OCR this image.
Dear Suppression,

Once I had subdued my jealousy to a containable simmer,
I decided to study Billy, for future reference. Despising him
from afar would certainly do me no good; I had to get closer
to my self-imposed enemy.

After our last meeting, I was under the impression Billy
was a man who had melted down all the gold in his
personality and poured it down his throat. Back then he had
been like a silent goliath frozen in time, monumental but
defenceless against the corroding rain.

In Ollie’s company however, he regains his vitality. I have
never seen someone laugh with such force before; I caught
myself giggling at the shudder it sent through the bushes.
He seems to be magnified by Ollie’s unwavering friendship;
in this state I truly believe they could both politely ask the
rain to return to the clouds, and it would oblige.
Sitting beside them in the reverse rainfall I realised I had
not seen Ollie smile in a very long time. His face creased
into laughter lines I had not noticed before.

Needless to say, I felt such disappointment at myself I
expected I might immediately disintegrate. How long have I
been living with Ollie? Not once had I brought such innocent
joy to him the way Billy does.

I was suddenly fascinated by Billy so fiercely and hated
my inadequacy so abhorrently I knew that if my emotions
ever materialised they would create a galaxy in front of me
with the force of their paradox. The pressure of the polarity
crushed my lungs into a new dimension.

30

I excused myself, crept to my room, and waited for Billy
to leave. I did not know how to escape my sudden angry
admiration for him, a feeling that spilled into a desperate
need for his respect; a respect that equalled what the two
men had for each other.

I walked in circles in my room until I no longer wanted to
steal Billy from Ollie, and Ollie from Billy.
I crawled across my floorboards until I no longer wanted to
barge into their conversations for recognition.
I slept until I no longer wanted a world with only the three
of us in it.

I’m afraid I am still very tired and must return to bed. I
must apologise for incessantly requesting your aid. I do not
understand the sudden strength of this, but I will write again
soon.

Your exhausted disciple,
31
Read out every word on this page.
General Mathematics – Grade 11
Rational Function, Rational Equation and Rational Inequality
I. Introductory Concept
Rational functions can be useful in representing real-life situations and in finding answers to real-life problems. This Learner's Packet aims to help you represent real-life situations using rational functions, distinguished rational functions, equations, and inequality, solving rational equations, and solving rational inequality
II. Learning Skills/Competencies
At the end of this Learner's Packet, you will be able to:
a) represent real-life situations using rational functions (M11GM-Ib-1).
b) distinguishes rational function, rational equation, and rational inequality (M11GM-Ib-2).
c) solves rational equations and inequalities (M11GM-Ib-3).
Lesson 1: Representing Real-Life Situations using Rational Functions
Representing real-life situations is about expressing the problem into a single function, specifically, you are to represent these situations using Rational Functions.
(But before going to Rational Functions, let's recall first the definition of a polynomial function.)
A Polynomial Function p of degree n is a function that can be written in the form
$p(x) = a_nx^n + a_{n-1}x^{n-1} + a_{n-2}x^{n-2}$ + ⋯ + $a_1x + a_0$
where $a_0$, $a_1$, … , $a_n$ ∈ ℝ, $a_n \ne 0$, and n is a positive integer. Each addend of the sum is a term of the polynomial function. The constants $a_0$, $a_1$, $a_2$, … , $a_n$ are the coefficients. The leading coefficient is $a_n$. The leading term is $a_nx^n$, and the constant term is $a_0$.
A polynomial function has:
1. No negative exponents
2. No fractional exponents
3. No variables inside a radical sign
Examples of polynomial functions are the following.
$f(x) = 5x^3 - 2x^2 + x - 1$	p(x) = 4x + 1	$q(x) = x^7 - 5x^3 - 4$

- Aim
Retype the whole listing, matching it exactly.

- Written answer
OCR this image.
Dear Suppression,

Once I had subdued my jealousy to a containable simmer,
I decided to study Billy, for future reference. Despising him
from afar would certainly do me no good; I had to get closer
to my self-imposed enemy.

After our last meeting, I was under the impression Billy
was a man who had melted down all the gold in his
personality and poured it down his throat. Back then he had
been like a silent goliath frozen in time, monumental but
defenceless against the corroding rain.

In Ollie’s company however, he regains his vitality. I have
never seen someone laugh with such force before; I caught
myself giggling at the shudder it sent through the bushes.
He seems to be magnified by Ollie’s unwavering friendship;
in this state I truly believe they could both politely ask the
rain to return to the clouds, and it would oblige.
Sitting beside them in the reverse rainfall I realised I had
not seen Ollie smile in a very long time. His face creased
into laughter lines I had not noticed before.

Needless to say, I felt such disappointment at myself I
expected I might immediately disintegrate. How long have I
been living with Ollie? Not once had I brought such innocent
joy to him the way Billy does.

I was suddenly fascinated by Billy so fiercely and hated
my inadequacy so abhorrently I knew that if my emotions
ever materialised they would create a galaxy in front of me
with the force of their paradox. The pressure of the polarity
crushed my lungs into a new dimension.

30

I excused myself, crept to my room, and waited for Billy
to leave. I did not know how to escape my sudden angry
admiration for him, a feeling that spilled into a desperate
need for his respect; a respect that equalled what the two
men had for each other.

I walked in circles in my room until I no longer wanted to
steal Billy from Ollie, and Ollie from Billy.
I crawled across my floorboards until I no longer wanted to
barge into their conversations for recognition.
I slept until I no longer wanted a world with only the three
of us in it.

I’m afraid I am still very tired and must return to bed. I
must apologise for incessantly requesting your aid. I do not
understand the sudden strength of this, but I will write again
soon.

Your exhausted disciple,
31
Read out every word on this page.
General Mathematics – Grade 11
Rational Function, Rational Equation and Rational Inequality
I. Introductory Concept
Rational functions can be useful in representing real-life situations and in finding answers to real-life problems. This Learner's Packet aims to help you represent real-life situations using rational functions, distinguished rational functions, equations, and inequality, solving rational equations, and solving rational inequality
II. Learning Skills/Competencies
At the end of this Learner's Packet, you will be able to:
a) represent real-life situations using rational functions (M11GM-Ib-1).
b) distinguishes rational function, rational equation, and rational inequality (M11GM-Ib-2).
c) solves rational equations and inequalities (M11GM-Ib-3).
Lesson 1: Representing Real-Life Situations using Rational Functions
Representing real-life situations is about expressing the problem into a single function, specifically, you are to represent these situations using Rational Functions.
(But before going to Rational Functions, let's recall first the definition of a polynomial function.)
A Polynomial Function p of degree n is a function that can be written in the form
$p(x) = a_nx^n + a_{n-1}x^{n-1} + a_{n-2}x^{n-2}$ + ⋯ + $a_1x + a_0$
where $a_0$, $a_1$, … , $a_n$ ∈ ℝ, $a_n \ne 0$, and n is a positive integer. Each addend of the sum is a term of the polynomial function. The constants $a_0$, $a_1$, $a_2$, … , $a_n$ are the coefficients. The leading coefficient is $a_n$. The leading term is $a_nx^n$, and the constant term is $a_0$.
A polynomial function has:
1. No negative exponents
2. No fractional exponents
3. No variables inside a radical sign
Examples of polynomial functions are the following.
$f(x) = 5x^3 - 2x^2 + x - 1$	p(x) = 4x + 1	$q(x) = x^7 - 5x^3 - 4$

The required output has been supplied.